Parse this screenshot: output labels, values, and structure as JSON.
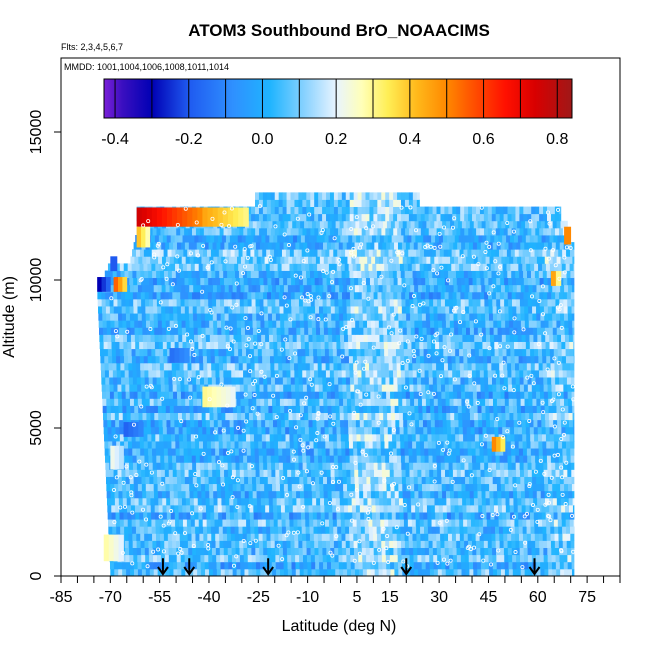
{
  "chart_data": {
    "type": "heatmap",
    "title": "ATOM3 Southbound BrO_NOAACIMS",
    "subtitle_flights": "Flts: 2,3,4,5,6,7",
    "subtitle_dates": "MMDD: 1001,1004,1006,1008,1011,1014",
    "xlabel": "Latitude (deg N)",
    "ylabel": "Altitude (m)",
    "xlim": [
      -85,
      85
    ],
    "ylim": [
      0,
      17500
    ],
    "x_ticks": [
      -85,
      -70,
      -55,
      -40,
      -25,
      -10,
      5,
      15,
      30,
      45,
      60,
      75
    ],
    "x_tick_labels": [
      "-85",
      "-70",
      "-55",
      "-40",
      "-25",
      "-10",
      "5",
      "15",
      "30",
      "45",
      "60",
      "75"
    ],
    "y_ticks": [
      0,
      5000,
      10000,
      15000
    ],
    "y_tick_labels": [
      "0",
      "5000",
      "10000",
      "15000"
    ],
    "colorbar": {
      "range": [
        -0.43,
        0.84
      ],
      "ticks": [
        -0.4,
        -0.2,
        0.0,
        0.2,
        0.4,
        0.6,
        0.8
      ],
      "tick_labels": [
        "-0.4",
        "-0.2",
        "0.0",
        "0.2",
        "0.4",
        "0.6",
        "0.8"
      ],
      "stops": [
        {
          "v": -0.43,
          "c": "#7b20d8"
        },
        {
          "v": -0.38,
          "c": "#3a0fc0"
        },
        {
          "v": -0.3,
          "c": "#0000b4"
        },
        {
          "v": -0.2,
          "c": "#1f5af0"
        },
        {
          "v": -0.08,
          "c": "#2f90ff"
        },
        {
          "v": 0.02,
          "c": "#1fb4ff"
        },
        {
          "v": 0.12,
          "c": "#8fd4ff"
        },
        {
          "v": 0.2,
          "c": "#e8f4ff"
        },
        {
          "v": 0.27,
          "c": "#ffffb8"
        },
        {
          "v": 0.34,
          "c": "#ffee55"
        },
        {
          "v": 0.42,
          "c": "#ffb81a"
        },
        {
          "v": 0.5,
          "c": "#ff8800"
        },
        {
          "v": 0.58,
          "c": "#ff4a00"
        },
        {
          "v": 0.66,
          "c": "#ff1000"
        },
        {
          "v": 0.74,
          "c": "#d80000"
        },
        {
          "v": 0.84,
          "c": "#a01818"
        }
      ]
    },
    "coverage": {
      "lat_range": [
        -70,
        71
      ],
      "altitude_range": [
        0,
        12900
      ],
      "base_value": 0.04,
      "notes": "Gridded BrO field, values mostly -0.1 to 0.2; high values near 12000 m at -62 to -40 deg N; localized high values near -67 deg N at 10000 m, near 65 deg N at 10000 m, and near 47 deg N at 4500 m"
    },
    "hotspots": [
      {
        "lat": [
          -62,
          -42
        ],
        "alt": [
          11800,
          12450
        ],
        "value": 0.75
      },
      {
        "lat": [
          -42,
          -28
        ],
        "alt": [
          11800,
          12450
        ],
        "value": 0.45
      },
      {
        "lat": [
          -62,
          -58
        ],
        "alt": [
          11100,
          11800
        ],
        "value": 0.4
      },
      {
        "lat": [
          -69,
          -65
        ],
        "alt": [
          9600,
          10100
        ],
        "value": 0.55
      },
      {
        "lat": [
          -74,
          -70
        ],
        "alt": [
          9600,
          10100
        ],
        "value": -0.3
      },
      {
        "lat": [
          -70,
          -68
        ],
        "alt": [
          10300,
          10800
        ],
        "value": -0.2
      },
      {
        "lat": [
          64,
          67
        ],
        "alt": [
          9800,
          10300
        ],
        "value": 0.45
      },
      {
        "lat": [
          68,
          70
        ],
        "alt": [
          11200,
          11800
        ],
        "value": 0.5
      },
      {
        "lat": [
          46,
          50
        ],
        "alt": [
          4200,
          4700
        ],
        "value": 0.5
      },
      {
        "lat": [
          -72,
          -66
        ],
        "alt": [
          500,
          1400
        ],
        "value": 0.28
      },
      {
        "lat": [
          -42,
          -32
        ],
        "alt": [
          5700,
          6400
        ],
        "value": 0.3
      },
      {
        "lat": [
          -70,
          -66
        ],
        "alt": [
          3600,
          4400
        ],
        "value": 0.22
      },
      {
        "lat": [
          -52,
          -46
        ],
        "alt": [
          7200,
          7700
        ],
        "value": -0.15
      },
      {
        "lat": [
          -66,
          -60
        ],
        "alt": [
          4700,
          5200
        ],
        "value": -0.18
      }
    ],
    "arrow_markers_lat": [
      -54,
      -46,
      -22,
      20,
      59
    ]
  }
}
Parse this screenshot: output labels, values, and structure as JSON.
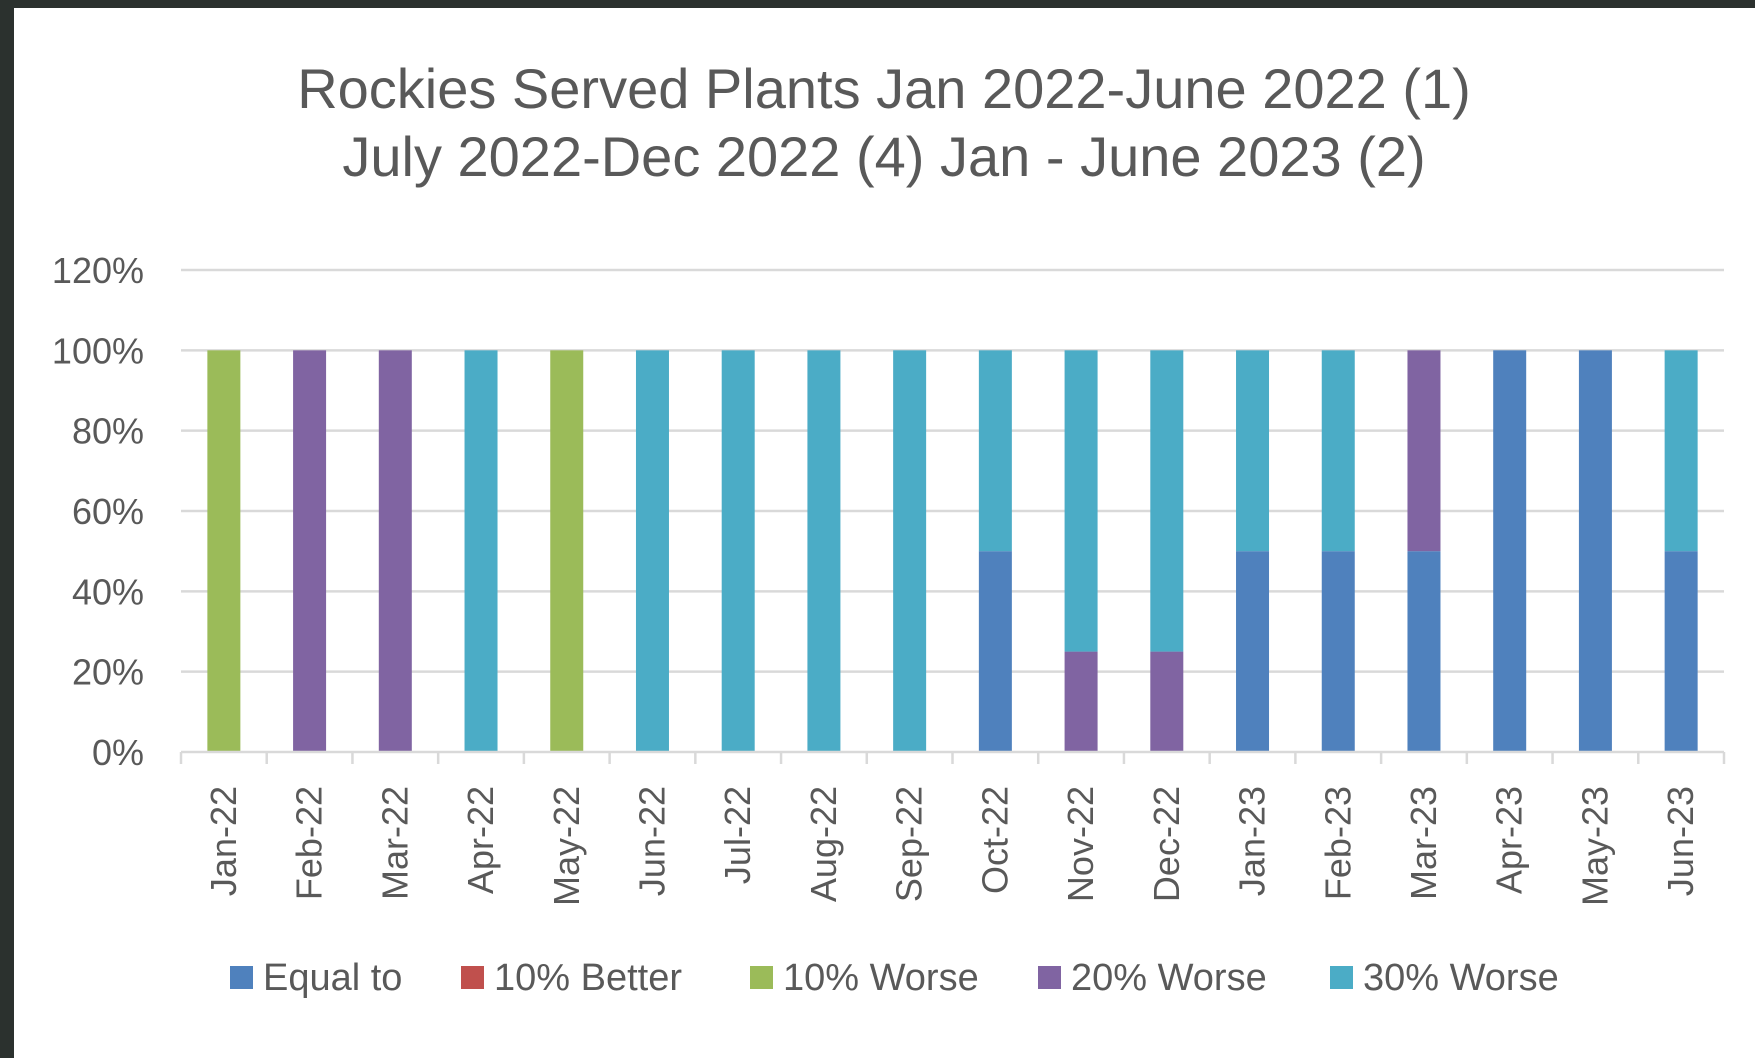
{
  "chart_data": {
    "type": "bar",
    "stacked": true,
    "title_lines": [
      "Rockies Served  Plants Jan 2022-June 2022 (1)",
      "July 2022-Dec 2022 (4) Jan - June 2023 (2)"
    ],
    "categories": [
      "Jan-22",
      "Feb-22",
      "Mar-22",
      "Apr-22",
      "May-22",
      "Jun-22",
      "Jul-22",
      "Aug-22",
      "Sep-22",
      "Oct-22",
      "Nov-22",
      "Dec-22",
      "Jan-23",
      "Feb-23",
      "Mar-23",
      "Apr-23",
      "May-23",
      "Jun-23"
    ],
    "series": [
      {
        "name": "Equal to",
        "color": "#4f81bd",
        "values": [
          0,
          0,
          0,
          0,
          0,
          0,
          0,
          0,
          0,
          50,
          0,
          0,
          50,
          50,
          50,
          100,
          100,
          50
        ]
      },
      {
        "name": "10% Better",
        "color": "#c0504d",
        "values": [
          0,
          0,
          0,
          0,
          0,
          0,
          0,
          0,
          0,
          0,
          0,
          0,
          0,
          0,
          0,
          0,
          0,
          0
        ]
      },
      {
        "name": "10% Worse",
        "color": "#9bbb59",
        "values": [
          100,
          0,
          0,
          0,
          100,
          0,
          0,
          0,
          0,
          0,
          0,
          0,
          0,
          0,
          0,
          0,
          0,
          0
        ]
      },
      {
        "name": "20% Worse",
        "color": "#8064a2",
        "values": [
          0,
          100,
          100,
          0,
          0,
          0,
          0,
          0,
          0,
          0,
          25,
          25,
          0,
          0,
          50,
          0,
          0,
          0
        ]
      },
      {
        "name": "30% Worse",
        "color": "#4bacc6",
        "values": [
          0,
          0,
          0,
          100,
          0,
          100,
          100,
          100,
          100,
          50,
          75,
          75,
          50,
          50,
          0,
          0,
          0,
          50
        ]
      }
    ],
    "yticks": [
      "0%",
      "20%",
      "40%",
      "60%",
      "80%",
      "100%",
      "120%"
    ],
    "ylim": [
      0,
      120
    ],
    "grid": true,
    "legend_position": "bottom"
  }
}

REQUIREMENTS: Copy the records exactly. Skip the pictures.

RESULT BELOW:
Parse this screenshot: output labels, values, and structure as JSON.
{
  "chart_data": {
    "type": "heatmap",
    "title": "ATOM3 Southbound BrO_NOAACIMS",
    "subtitle_flights": "Flts: 2,3,4,5,6,7",
    "subtitle_dates": "MMDD: 1001,1004,1006,1008,1011,1014",
    "xlabel": "Latitude (deg N)",
    "ylabel": "Altitude (m)",
    "xlim": [
      -85,
      85
    ],
    "ylim": [
      0,
      17500
    ],
    "x_ticks": [
      -85,
      -70,
      -55,
      -40,
      -25,
      -10,
      5,
      15,
      30,
      45,
      60,
      75
    ],
    "x_tick_labels": [
      "-85",
      "-70",
      "-55",
      "-40",
      "-25",
      "-10",
      "5",
      "15",
      "30",
      "45",
      "60",
      "75"
    ],
    "y_ticks": [
      0,
      5000,
      10000,
      15000
    ],
    "y_tick_labels": [
      "0",
      "5000",
      "10000",
      "15000"
    ],
    "colorbar": {
      "range": [
        -0.43,
        0.84
      ],
      "ticks": [
        -0.4,
        -0.2,
        0.0,
        0.2,
        0.4,
        0.6,
        0.8
      ],
      "tick_labels": [
        "-0.4",
        "-0.2",
        "0.0",
        "0.2",
        "0.4",
        "0.6",
        "0.8"
      ],
      "stops": [
        {
          "v": -0.43,
          "c": "#7b20d8"
        },
        {
          "v": -0.38,
          "c": "#3a0fc0"
        },
        {
          "v": -0.3,
          "c": "#0000b4"
        },
        {
          "v": -0.2,
          "c": "#1f5af0"
        },
        {
          "v": -0.08,
          "c": "#2f90ff"
        },
        {
          "v": 0.02,
          "c": "#1fb4ff"
        },
        {
          "v": 0.12,
          "c": "#8fd4ff"
        },
        {
          "v": 0.2,
          "c": "#e8f4ff"
        },
        {
          "v": 0.27,
          "c": "#ffffb8"
        },
        {
          "v": 0.34,
          "c": "#ffee55"
        },
        {
          "v": 0.42,
          "c": "#ffb81a"
        },
        {
          "v": 0.5,
          "c": "#ff8800"
        },
        {
          "v": 0.58,
          "c": "#ff4a00"
        },
        {
          "v": 0.66,
          "c": "#ff1000"
        },
        {
          "v": 0.74,
          "c": "#d80000"
        },
        {
          "v": 0.84,
          "c": "#a01818"
        }
      ]
    },
    "coverage": {
      "lat_range": [
        -70,
        71
      ],
      "altitude_range": [
        0,
        12900
      ],
      "base_value": 0.04,
      "notes": "Gridded BrO field, values mostly -0.1 to 0.2; high values near 12000 m at -62 to -40 deg N; localized high values near -67 deg N at 10000 m, near 65 deg N at 10000 m, and near 47 deg N at 4500 m"
    },
    "hotspots": [
      {
        "lat": [
          -62,
          -42
        ],
        "alt": [
          11800,
          12450
        ],
        "value": 0.75
      },
      {
        "lat": [
          -42,
          -28
        ],
        "alt": [
          11800,
          12450
        ],
        "value": 0.45
      },
      {
        "lat": [
          -62,
          -58
        ],
        "alt": [
          11100,
          11800
        ],
        "value": 0.4
      },
      {
        "lat": [
          -69,
          -65
        ],
        "alt": [
          9600,
          10100
        ],
        "value": 0.55
      },
      {
        "lat": [
          -74,
          -70
        ],
        "alt": [
          9600,
          10100
        ],
        "value": -0.3
      },
      {
        "lat": [
          -70,
          -68
        ],
        "alt": [
          10300,
          10800
        ],
        "value": -0.2
      },
      {
        "lat": [
          64,
          67
        ],
        "alt": [
          9800,
          10300
        ],
        "value": 0.45
      },
      {
        "lat": [
          68,
          70
        ],
        "alt": [
          11200,
          11800
        ],
        "value": 0.5
      },
      {
        "lat": [
          46,
          50
        ],
        "alt": [
          4200,
          4700
        ],
        "value": 0.5
      },
      {
        "lat": [
          -72,
          -66
        ],
        "alt": [
          500,
          1400
        ],
        "value": 0.28
      },
      {
        "lat": [
          -42,
          -32
        ],
        "alt": [
          5700,
          6400
        ],
        "value": 0.3
      },
      {
        "lat": [
          -70,
          -66
        ],
        "alt": [
          3600,
          4400
        ],
        "value": 0.22
      },
      {
        "lat": [
          -52,
          -46
        ],
        "alt": [
          7200,
          7700
        ],
        "value": -0.15
      },
      {
        "lat": [
          -66,
          -60
        ],
        "alt": [
          4700,
          5200
        ],
        "value": -0.18
      }
    ],
    "arrow_markers_lat": [
      -54,
      -46,
      -22,
      20,
      59
    ]
  }
}
Parse this screenshot: output labels, values, and structure as JSON.
{
  "chart_data": {
    "type": "bar",
    "stacked": true,
    "title_lines": [
      "Rockies Served  Plants Jan 2022-June 2022 (1)",
      "July 2022-Dec 2022 (4) Jan - June 2023 (2)"
    ],
    "categories": [
      "Jan-22",
      "Feb-22",
      "Mar-22",
      "Apr-22",
      "May-22",
      "Jun-22",
      "Jul-22",
      "Aug-22",
      "Sep-22",
      "Oct-22",
      "Nov-22",
      "Dec-22",
      "Jan-23",
      "Feb-23",
      "Mar-23",
      "Apr-23",
      "May-23",
      "Jun-23"
    ],
    "series": [
      {
        "name": "Equal to",
        "color": "#4f81bd",
        "values": [
          0,
          0,
          0,
          0,
          0,
          0,
          0,
          0,
          0,
          50,
          0,
          0,
          50,
          50,
          50,
          100,
          100,
          50
        ]
      },
      {
        "name": "10% Better",
        "color": "#c0504d",
        "values": [
          0,
          0,
          0,
          0,
          0,
          0,
          0,
          0,
          0,
          0,
          0,
          0,
          0,
          0,
          0,
          0,
          0,
          0
        ]
      },
      {
        "name": "10% Worse",
        "color": "#9bbb59",
        "values": [
          100,
          0,
          0,
          0,
          100,
          0,
          0,
          0,
          0,
          0,
          0,
          0,
          0,
          0,
          0,
          0,
          0,
          0
        ]
      },
      {
        "name": "20% Worse",
        "color": "#8064a2",
        "values": [
          0,
          100,
          100,
          0,
          0,
          0,
          0,
          0,
          0,
          0,
          25,
          25,
          0,
          0,
          50,
          0,
          0,
          0
        ]
      },
      {
        "name": "30% Worse",
        "color": "#4bacc6",
        "values": [
          0,
          0,
          0,
          100,
          0,
          100,
          100,
          100,
          100,
          50,
          75,
          75,
          50,
          50,
          0,
          0,
          0,
          50
        ]
      }
    ],
    "yticks": [
      "0%",
      "20%",
      "40%",
      "60%",
      "80%",
      "100%",
      "120%"
    ],
    "ylim": [
      0,
      120
    ],
    "grid": true,
    "legend_position": "bottom"
  }
}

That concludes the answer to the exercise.